# A strange dream



## nutcakes (Sep 5, 2000)

Last night I just dreamed that I took some of the staff from a local restaurant out for dinner and drinks. I couldn't think of a mixed drink to order (this happened a couple of nights ago in real life) so I ordered from the specials. It was a lemongrass limeade. It had lime, water, simple syrup and some coconut milk flavored with lemongrass in a tall glass over ice. This actually sounds good to me. Any mixologists in the house? Is this do-able?

Interesting evidence of how our brains solve problems while we sleep.

Oops! I forgot the vodka.

[This message has been edited by nutcakes (edited October 16, 2000).]


----------



## katherine (Aug 12, 2000)

You might want to try soaking chopped lemongrass in vodka or everclear to see if it comes out tasty. Later you can adjust the alcoholic strength as needed or add sugar syrup if you want to turn it into a liqueur. Be sure to stick a sprig of lemongrass in the glass.


----------



## layjo (Oct 12, 1999)

------------------------------------------------

Exercise 1 — Recast the paragraph in the dream thread that begins "You might want to try soaking" as a short bulleted list, keeping its main facts.
Exercise 2 — Answer yes or no for each statement about the dream thread, quoting the words that decide it: (a) The dreamed drink included coconut milk flavored with lemongrass. (b) The reply suggests soaking the lemongrass in gin. (c) In the dream, the drink was ordered from the specials.
The data that comes next is drawn from a source separate from the dream thread.

Listings of boxed layout items:
------------------------------------------------

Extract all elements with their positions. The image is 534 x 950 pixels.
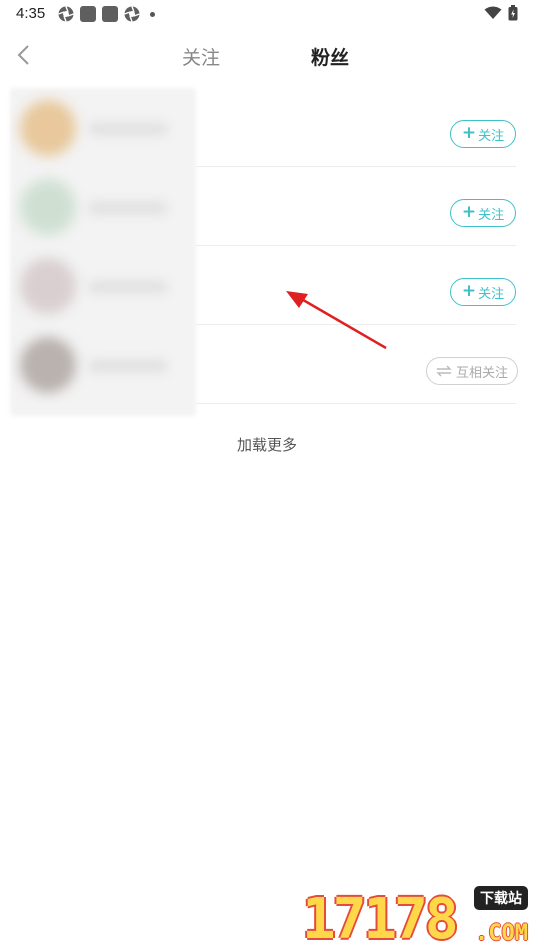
status-time: 4:35: [16, 5, 46, 22]
site-watermark: 17178 下载站 .COM: [302, 886, 530, 948]
plus-icon: +: [461, 201, 477, 222]
avatar[interactable]: [20, 100, 76, 156]
status-bar: 4:35: [0, 0, 534, 30]
load-more-label: 加载更多: [236, 436, 297, 454]
app-square-icon: [102, 6, 118, 22]
username-blurred: [88, 201, 168, 215]
follow-button[interactable]: + 关注: [450, 120, 516, 148]
mutual-follow-button[interactable]: 互相关注: [426, 357, 518, 385]
wifi-icon: [484, 6, 502, 19]
list-item[interactable]: + 关注: [0, 167, 534, 246]
watermark-number: 17178: [302, 887, 459, 950]
avatar[interactable]: [20, 179, 76, 235]
follow-button[interactable]: + 关注: [450, 199, 516, 227]
fans-list: + 关注 + 关注 + 关注 互相关注: [0, 88, 534, 404]
plus-icon: +: [461, 122, 477, 143]
tab-fans[interactable]: 粉丝: [311, 43, 349, 70]
follow-button[interactable]: + 关注: [450, 278, 516, 306]
username-blurred: [88, 359, 168, 373]
status-icons-left: [58, 6, 155, 22]
aperture-icon: [58, 6, 74, 22]
red-arrow-icon: [286, 291, 387, 350]
swap-arrows-icon: [436, 365, 452, 377]
username-blurred: [88, 280, 168, 294]
battery-icon: [508, 5, 518, 21]
status-icons-right: [484, 5, 518, 21]
follow-button-label: 关注: [478, 286, 505, 302]
load-more-link[interactable]: 加载更多: [0, 434, 534, 455]
plus-icon: +: [461, 280, 477, 301]
tab-following[interactable]: 关注: [182, 43, 220, 70]
watermark-badge: 下载站: [474, 886, 528, 910]
row-divider: [196, 403, 516, 404]
mutual-follow-label: 互相关注: [455, 365, 508, 381]
aperture-icon: [124, 6, 140, 22]
notification-dot-icon: [150, 11, 155, 17]
follow-button-label: 关注: [478, 128, 505, 144]
avatar[interactable]: [20, 258, 76, 314]
avatar[interactable]: [20, 337, 76, 393]
watermark-suffix: .COM: [475, 921, 528, 946]
app-square-icon: [80, 6, 96, 22]
list-item[interactable]: + 关注: [0, 246, 534, 325]
username-blurred: [88, 122, 168, 136]
list-item[interactable]: 互相关注: [0, 325, 534, 404]
top-nav-header: 关注 粉丝: [0, 30, 534, 82]
list-item[interactable]: + 关注: [0, 88, 534, 167]
follow-button-label: 关注: [478, 207, 505, 223]
back-chevron-icon[interactable]: [12, 42, 36, 68]
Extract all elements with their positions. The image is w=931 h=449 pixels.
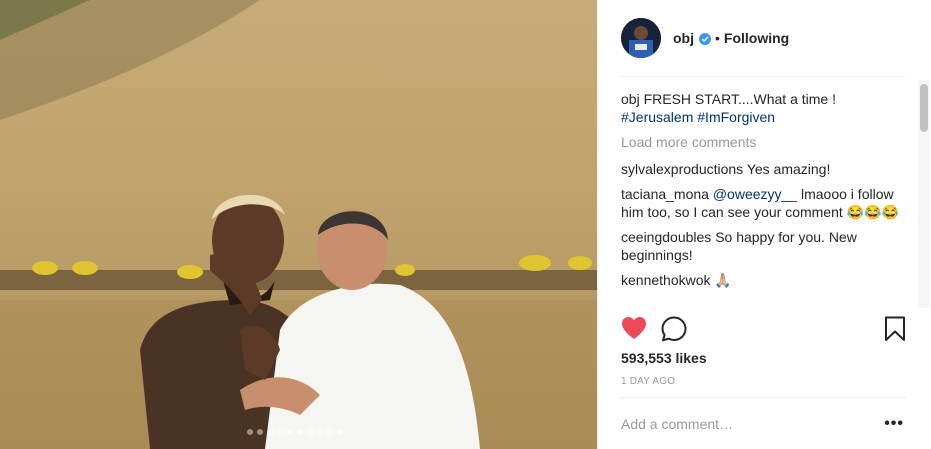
add-comment-bar: ••• (621, 397, 906, 449)
username-link[interactable]: obj (673, 30, 694, 46)
avatar[interactable] (621, 18, 661, 58)
carousel-dot[interactable] (307, 429, 313, 435)
comment-text: Yes amazing! (746, 161, 831, 177)
following-button[interactable]: Following (724, 30, 789, 46)
header-separator: • (715, 30, 720, 46)
comment: kennethokwok 🙏🏼 (621, 271, 904, 289)
comment-username[interactable]: obj (621, 91, 640, 107)
comment: sylvalexproductions Yes amazing! (621, 160, 904, 178)
add-comment-input[interactable] (621, 415, 861, 432)
instagram-post: obj • Following obj FRESH START....What … (0, 0, 931, 449)
comment-text: FRESH START....What a time ! (643, 91, 836, 107)
comment-username[interactable]: taciana_mona (621, 186, 709, 202)
comment-username[interactable]: kennethokwok (621, 272, 711, 288)
like-count[interactable]: 593,553 likes (621, 350, 707, 366)
carousel-dot-active[interactable] (287, 429, 293, 435)
carousel-dot[interactable] (327, 429, 333, 435)
comment-username[interactable]: sylvalexproductions (621, 161, 743, 177)
photo-illustration (0, 0, 597, 449)
comment-icon[interactable] (661, 316, 687, 347)
comments-scrollbar[interactable] (918, 80, 930, 308)
more-options-icon[interactable]: ••• (884, 415, 904, 433)
post-header: obj • Following (621, 0, 905, 77)
comment-text: 🙏🏼 (714, 272, 732, 288)
carousel-dot[interactable] (317, 429, 323, 435)
post-actions (621, 316, 906, 344)
hashtag-link[interactable]: #ImForgiven (697, 109, 775, 125)
verified-badge-icon (699, 32, 711, 45)
carousel-dot[interactable] (267, 429, 273, 435)
comment: ceeingdoubles So happy for you. New begi… (621, 228, 904, 264)
load-more-comments-button[interactable]: Load more comments (621, 133, 904, 151)
bookmark-icon[interactable] (884, 316, 906, 347)
post-photo[interactable] (0, 0, 597, 449)
hashtag-link[interactable]: #Jerusalem (621, 109, 693, 125)
carousel-dot[interactable] (247, 429, 253, 435)
carousel-dot[interactable] (337, 429, 343, 435)
avatar-image (621, 18, 661, 58)
caption: obj FRESH START....What a time ! #Jerusa… (621, 90, 904, 126)
post-timestamp[interactable]: 1 DAY AGO (621, 376, 675, 387)
carousel-indicator (247, 429, 343, 435)
post-side-panel: obj • Following obj FRESH START....What … (597, 0, 931, 449)
heart-icon[interactable] (621, 316, 647, 345)
mention-link[interactable]: @oweezyy__ (713, 186, 797, 202)
scrollbar-thumb[interactable] (920, 84, 928, 132)
carousel-dot[interactable] (297, 429, 303, 435)
comments-list: obj FRESH START....What a time ! #Jerusa… (621, 90, 904, 305)
comment: taciana_mona @oweezyy__ lmaooo i follow … (621, 185, 904, 221)
carousel-dot[interactable] (277, 429, 283, 435)
comment-username[interactable]: ceeingdoubles (621, 229, 711, 245)
carousel-dot[interactable] (257, 429, 263, 435)
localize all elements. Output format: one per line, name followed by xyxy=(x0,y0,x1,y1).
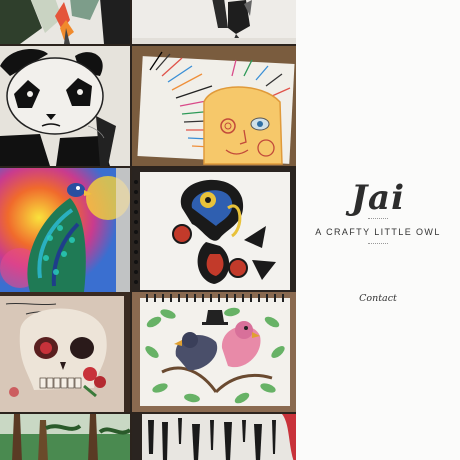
site-tagline: A CRAFTY LITTLE OWL xyxy=(315,227,441,237)
artwork-black-ink-crop[interactable] xyxy=(132,0,296,44)
artwork-gallery xyxy=(0,0,296,460)
site-title[interactable]: Jai xyxy=(296,178,460,218)
artwork-paisley[interactable] xyxy=(132,168,296,292)
sidebar: Jai A CRAFTY LITTLE OWL Contact xyxy=(296,0,460,460)
artwork-birds[interactable] xyxy=(132,292,296,412)
artwork-ink-drips[interactable] xyxy=(132,414,296,460)
artwork-sun-face[interactable] xyxy=(132,46,296,166)
artwork-peacock[interactable] xyxy=(0,168,130,292)
artwork-forest[interactable] xyxy=(0,414,130,460)
page: Jai A CRAFTY LITTLE OWL Contact xyxy=(0,0,460,460)
title-divider-bottom xyxy=(368,243,388,244)
contact-link[interactable]: Contact xyxy=(296,293,460,304)
artwork-panda[interactable] xyxy=(0,46,130,166)
title-divider-top xyxy=(368,218,388,219)
artwork-skull[interactable] xyxy=(0,292,130,412)
artwork-flower-crop[interactable] xyxy=(0,0,130,44)
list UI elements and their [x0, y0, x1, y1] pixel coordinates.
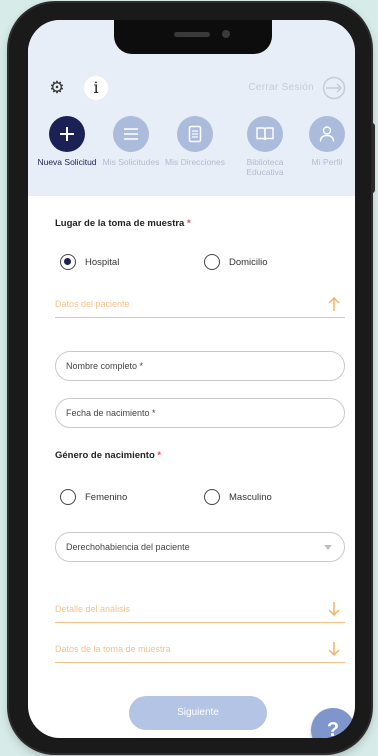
camera [222, 30, 230, 38]
radio-femenino[interactable]: Femenino [60, 489, 127, 505]
help-button[interactable]: ? [311, 708, 355, 738]
section-title: Datos de la toma de muestra [55, 644, 171, 654]
nav-item-biblioteca-educativa[interactable]: Biblioteca Educativa [232, 116, 298, 177]
nav-label: Mis Direcciones [165, 157, 225, 167]
section-title: Detalle del análisis [55, 604, 131, 614]
chevron-down-icon [324, 545, 332, 550]
nav-label: Nueva Solicitud [37, 157, 97, 167]
app-screen: ⚙ i Cerrar Sesión Nueva Solicitud Mis So… [28, 20, 355, 738]
logout-link[interactable]: Cerrar Sesión [248, 82, 314, 93]
radio-label: Domicilio [229, 256, 268, 268]
nav-item-nueva-solicitud[interactable]: Nueva Solicitud [34, 116, 100, 167]
gender-label: Género de nacimiento * [55, 450, 161, 461]
section-title: Datos del paciente [55, 299, 130, 309]
radio-domicilio[interactable]: Domicilio [204, 254, 268, 270]
next-button[interactable]: Siguiente [129, 696, 267, 730]
required-mark: * [157, 450, 162, 461]
top-bar: ⚙ i Cerrar Sesión [46, 76, 346, 102]
select-value: Derechohabiencia del paciente [66, 542, 190, 552]
gender-label-text: Género de nacimiento [55, 450, 155, 461]
analysis-section-header[interactable]: Detalle del análisis [55, 601, 345, 623]
location-radio-group: Hospital Domicilio [60, 254, 330, 272]
info-icon[interactable]: i [84, 76, 108, 100]
nav-label: Mis Solicitudes [102, 157, 160, 167]
nav-circle [309, 116, 345, 152]
main-nav: Nueva Solicitud Mis Solicitudes Mis Dire… [28, 116, 355, 196]
radio-hospital[interactable]: Hospital [60, 254, 119, 270]
arrow-down-icon[interactable] [327, 601, 341, 617]
user-icon [319, 126, 335, 142]
list-icon [124, 128, 138, 140]
required-mark: * [186, 218, 191, 229]
nav-item-mis-direcciones[interactable]: Mis Direcciones [162, 116, 228, 167]
nav-circle [113, 116, 149, 152]
patient-section-header[interactable]: Datos del paciente [55, 296, 345, 318]
request-form: Lugar de la toma de muestra * Hospital D… [28, 196, 355, 738]
nav-circle [177, 116, 213, 152]
radio-label: Masculino [229, 491, 272, 503]
nav-label: Mi Perfil [311, 157, 343, 167]
location-label-text: Lugar de la toma de muestra [55, 218, 185, 229]
nav-circle [49, 116, 85, 152]
gender-radio-group: Femenino Masculino [60, 489, 330, 507]
radio-label: Femenino [85, 491, 128, 503]
logout-arrow-icon[interactable] [322, 76, 346, 100]
gear-icon[interactable]: ⚙ [48, 79, 66, 97]
nav-circle [247, 116, 283, 152]
nav-item-mi-perfil[interactable]: Mi Perfil [294, 116, 355, 167]
arrow-down-icon[interactable] [327, 641, 341, 657]
radio-dot[interactable] [60, 489, 76, 505]
radio-label: Hospital [85, 256, 120, 268]
insurance-select[interactable]: Derechohabiencia del paciente [55, 532, 345, 562]
sampling-section-header[interactable]: Datos de la toma de muestra [55, 641, 345, 663]
book-icon [256, 127, 274, 141]
arrow-up-icon[interactable] [327, 296, 341, 312]
birthdate-field[interactable]: Fecha de nacimiento * [55, 398, 345, 428]
phone-notch [114, 20, 272, 54]
nav-item-mis-solicitudes[interactable]: Mis Solicitudes [98, 116, 164, 167]
plus-icon [60, 127, 74, 141]
radio-masculino[interactable]: Masculino [204, 489, 272, 505]
notebook-icon [188, 125, 202, 143]
nav-label: Biblioteca Educativa [246, 157, 284, 177]
location-label: Lugar de la toma de muestra * [55, 218, 191, 229]
fullname-field[interactable]: Nombre completo * [55, 351, 345, 381]
radio-dot[interactable] [204, 489, 220, 505]
radio-dot[interactable] [60, 254, 76, 270]
speaker [174, 32, 210, 37]
phone-frame: ⚙ i Cerrar Sesión Nueva Solicitud Mis So… [9, 3, 375, 753]
radio-dot[interactable] [204, 254, 220, 270]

------------------------------------------------

Exercise answer 1 —
- Soak chopped lemongrass in vodka or everclear and see whether it tastes good.
- Adjust the alcoholic strength later as needed, or add sugar syrup to turn it into a liqueur.
- Put a sprig of lemongrass in the glass.

Exercise answer 2 —
(a) Yes: "some coconut milk flavored with lemongrass"
(b) No: "soaking chopped lemongrass in vodka or everclear"
(c) Yes: "so I ordered from the specials"